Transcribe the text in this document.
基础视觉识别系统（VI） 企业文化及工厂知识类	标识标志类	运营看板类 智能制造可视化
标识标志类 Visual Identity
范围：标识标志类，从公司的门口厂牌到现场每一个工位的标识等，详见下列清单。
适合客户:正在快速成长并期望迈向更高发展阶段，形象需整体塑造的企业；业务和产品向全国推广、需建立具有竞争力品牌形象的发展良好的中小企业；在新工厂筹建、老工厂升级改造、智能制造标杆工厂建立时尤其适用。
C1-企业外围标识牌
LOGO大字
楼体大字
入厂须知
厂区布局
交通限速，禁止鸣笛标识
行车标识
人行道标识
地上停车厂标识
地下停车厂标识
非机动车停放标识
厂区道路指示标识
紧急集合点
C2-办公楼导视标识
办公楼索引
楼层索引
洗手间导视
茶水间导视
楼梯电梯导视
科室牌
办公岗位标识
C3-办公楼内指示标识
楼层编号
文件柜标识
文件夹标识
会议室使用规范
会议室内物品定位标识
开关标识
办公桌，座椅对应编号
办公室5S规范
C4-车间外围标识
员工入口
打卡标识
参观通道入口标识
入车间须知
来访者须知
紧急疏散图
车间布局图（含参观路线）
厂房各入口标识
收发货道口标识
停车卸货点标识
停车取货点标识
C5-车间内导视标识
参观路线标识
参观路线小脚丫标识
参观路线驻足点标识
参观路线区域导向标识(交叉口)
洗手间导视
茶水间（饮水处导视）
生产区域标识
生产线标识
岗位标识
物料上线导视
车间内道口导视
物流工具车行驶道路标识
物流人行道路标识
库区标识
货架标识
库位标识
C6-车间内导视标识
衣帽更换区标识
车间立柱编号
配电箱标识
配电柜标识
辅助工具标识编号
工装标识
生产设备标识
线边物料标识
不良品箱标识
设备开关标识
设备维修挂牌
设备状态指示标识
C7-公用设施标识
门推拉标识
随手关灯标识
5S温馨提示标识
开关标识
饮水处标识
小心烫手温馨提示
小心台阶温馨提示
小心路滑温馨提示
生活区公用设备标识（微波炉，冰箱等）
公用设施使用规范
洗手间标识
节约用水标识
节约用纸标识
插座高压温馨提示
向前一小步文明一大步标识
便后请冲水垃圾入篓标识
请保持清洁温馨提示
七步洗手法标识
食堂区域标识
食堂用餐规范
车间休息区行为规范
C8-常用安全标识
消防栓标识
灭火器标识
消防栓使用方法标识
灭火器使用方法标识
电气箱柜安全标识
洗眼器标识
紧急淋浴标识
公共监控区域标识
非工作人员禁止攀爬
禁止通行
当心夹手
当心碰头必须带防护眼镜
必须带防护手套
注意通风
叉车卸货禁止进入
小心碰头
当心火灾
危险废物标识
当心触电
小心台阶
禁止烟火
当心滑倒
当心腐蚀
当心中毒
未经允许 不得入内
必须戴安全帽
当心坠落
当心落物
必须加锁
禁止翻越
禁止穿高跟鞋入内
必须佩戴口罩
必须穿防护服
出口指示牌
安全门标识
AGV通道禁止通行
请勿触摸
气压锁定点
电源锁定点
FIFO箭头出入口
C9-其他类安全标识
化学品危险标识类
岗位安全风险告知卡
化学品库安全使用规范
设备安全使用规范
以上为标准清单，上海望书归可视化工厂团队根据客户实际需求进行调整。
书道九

************

#### Written task
Read the entries and show each line that mentions "标识标志类".

#### Final result
基础视觉识别系统（VI） 企业文化及工厂知识类	标识标志类	运营看板类 智能制造可视化
标识标志类 Visual Identity
范围：标识标志类，从公司的门口厂牌到现场每一个工位的标识等，详见下列清单。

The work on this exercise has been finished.